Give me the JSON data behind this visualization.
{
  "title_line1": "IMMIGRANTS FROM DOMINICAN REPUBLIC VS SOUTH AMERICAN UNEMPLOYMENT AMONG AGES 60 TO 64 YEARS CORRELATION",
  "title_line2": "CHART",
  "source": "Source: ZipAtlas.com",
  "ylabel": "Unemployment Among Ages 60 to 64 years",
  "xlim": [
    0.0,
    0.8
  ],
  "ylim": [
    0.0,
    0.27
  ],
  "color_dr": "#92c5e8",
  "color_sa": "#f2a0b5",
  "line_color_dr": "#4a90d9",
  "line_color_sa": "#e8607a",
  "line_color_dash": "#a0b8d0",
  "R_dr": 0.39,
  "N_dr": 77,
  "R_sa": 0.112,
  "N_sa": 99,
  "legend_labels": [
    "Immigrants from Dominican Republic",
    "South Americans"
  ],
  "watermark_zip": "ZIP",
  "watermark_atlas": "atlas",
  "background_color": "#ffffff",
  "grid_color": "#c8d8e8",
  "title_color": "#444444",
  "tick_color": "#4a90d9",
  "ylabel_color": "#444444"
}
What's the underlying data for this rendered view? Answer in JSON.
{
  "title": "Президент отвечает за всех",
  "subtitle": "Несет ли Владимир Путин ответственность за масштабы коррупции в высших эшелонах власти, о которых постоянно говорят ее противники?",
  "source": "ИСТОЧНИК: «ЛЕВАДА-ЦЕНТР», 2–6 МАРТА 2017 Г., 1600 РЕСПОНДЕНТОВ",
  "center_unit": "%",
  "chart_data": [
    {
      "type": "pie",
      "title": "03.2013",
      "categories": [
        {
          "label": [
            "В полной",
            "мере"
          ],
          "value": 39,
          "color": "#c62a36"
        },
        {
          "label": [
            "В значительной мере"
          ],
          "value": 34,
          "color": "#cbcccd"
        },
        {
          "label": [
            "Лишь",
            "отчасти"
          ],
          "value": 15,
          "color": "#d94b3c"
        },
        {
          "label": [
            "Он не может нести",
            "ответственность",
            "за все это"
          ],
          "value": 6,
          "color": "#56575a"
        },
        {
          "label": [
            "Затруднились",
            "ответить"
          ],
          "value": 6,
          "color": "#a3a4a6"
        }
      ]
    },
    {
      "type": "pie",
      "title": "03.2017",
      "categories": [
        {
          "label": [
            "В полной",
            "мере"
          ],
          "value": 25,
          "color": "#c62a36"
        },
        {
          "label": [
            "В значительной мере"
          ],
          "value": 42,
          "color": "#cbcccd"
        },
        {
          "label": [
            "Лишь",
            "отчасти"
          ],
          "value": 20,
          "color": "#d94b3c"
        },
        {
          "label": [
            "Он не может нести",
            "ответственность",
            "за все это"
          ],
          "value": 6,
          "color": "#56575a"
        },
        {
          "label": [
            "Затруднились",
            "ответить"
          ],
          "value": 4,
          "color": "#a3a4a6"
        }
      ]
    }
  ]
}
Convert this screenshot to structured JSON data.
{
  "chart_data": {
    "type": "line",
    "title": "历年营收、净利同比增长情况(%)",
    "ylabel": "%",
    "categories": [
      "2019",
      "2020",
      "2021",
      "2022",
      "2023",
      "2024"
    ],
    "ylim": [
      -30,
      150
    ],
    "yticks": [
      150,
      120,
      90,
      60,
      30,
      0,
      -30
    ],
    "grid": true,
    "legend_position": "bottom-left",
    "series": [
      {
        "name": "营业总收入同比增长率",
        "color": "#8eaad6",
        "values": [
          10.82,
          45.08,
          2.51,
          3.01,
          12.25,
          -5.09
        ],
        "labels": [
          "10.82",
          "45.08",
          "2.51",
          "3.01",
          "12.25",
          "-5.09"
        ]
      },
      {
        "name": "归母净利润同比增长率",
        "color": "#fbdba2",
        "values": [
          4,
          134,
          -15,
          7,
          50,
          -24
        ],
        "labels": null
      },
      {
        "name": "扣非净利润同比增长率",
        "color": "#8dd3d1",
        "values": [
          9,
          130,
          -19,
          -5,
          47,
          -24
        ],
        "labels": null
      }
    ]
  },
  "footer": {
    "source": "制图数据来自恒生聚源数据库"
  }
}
###
In the entries above, find the line containing "Convert this screenshot". Set down that line and every line after it through the last one, exactly and alone.

Convert this screenshot to structured JSON data.
{
  "chart_data": {
    "type": "line",
    "title": "历年营收、净利同比增长情况(%)",
    "ylabel": "%",
    "categories": [
      "2019",
      "2020",
      "2021",
      "2022",
      "2023",
      "2024"
    ],
    "ylim": [
      -30,
      150
    ],
    "yticks": [
      150,
      120,
      90,
      60,
      30,
      0,
      -30
    ],
    "grid": true,
    "legend_position": "bottom-left",
    "series": [
      {
        "name": "营业总收入同比增长率",
        "color": "#8eaad6",
        "values": [
          10.82,
          45.08,
          2.51,
          3.01,
          12.25,
          -5.09
        ],
        "labels": [
          "10.82",
          "45.08",
          "2.51",
          "3.01",
          "12.25",
          "-5.09"
        ]
      },
      {
        "name": "归母净利润同比增长率",
        "color": "#fbdba2",
        "values": [
          4,
          134,
          -15,
          7,
          50,
          -24
        ],
        "labels": null
      },
      {
        "name": "扣非净利润同比增长率",
        "color": "#8dd3d1",
        "values": [
          9,
          130,
          -19,
          -5,
          47,
          -24
        ],
        "labels": null
      }
    ]
  },
  "footer": {
    "source": "制图数据来自恒生聚源数据库"
  }
}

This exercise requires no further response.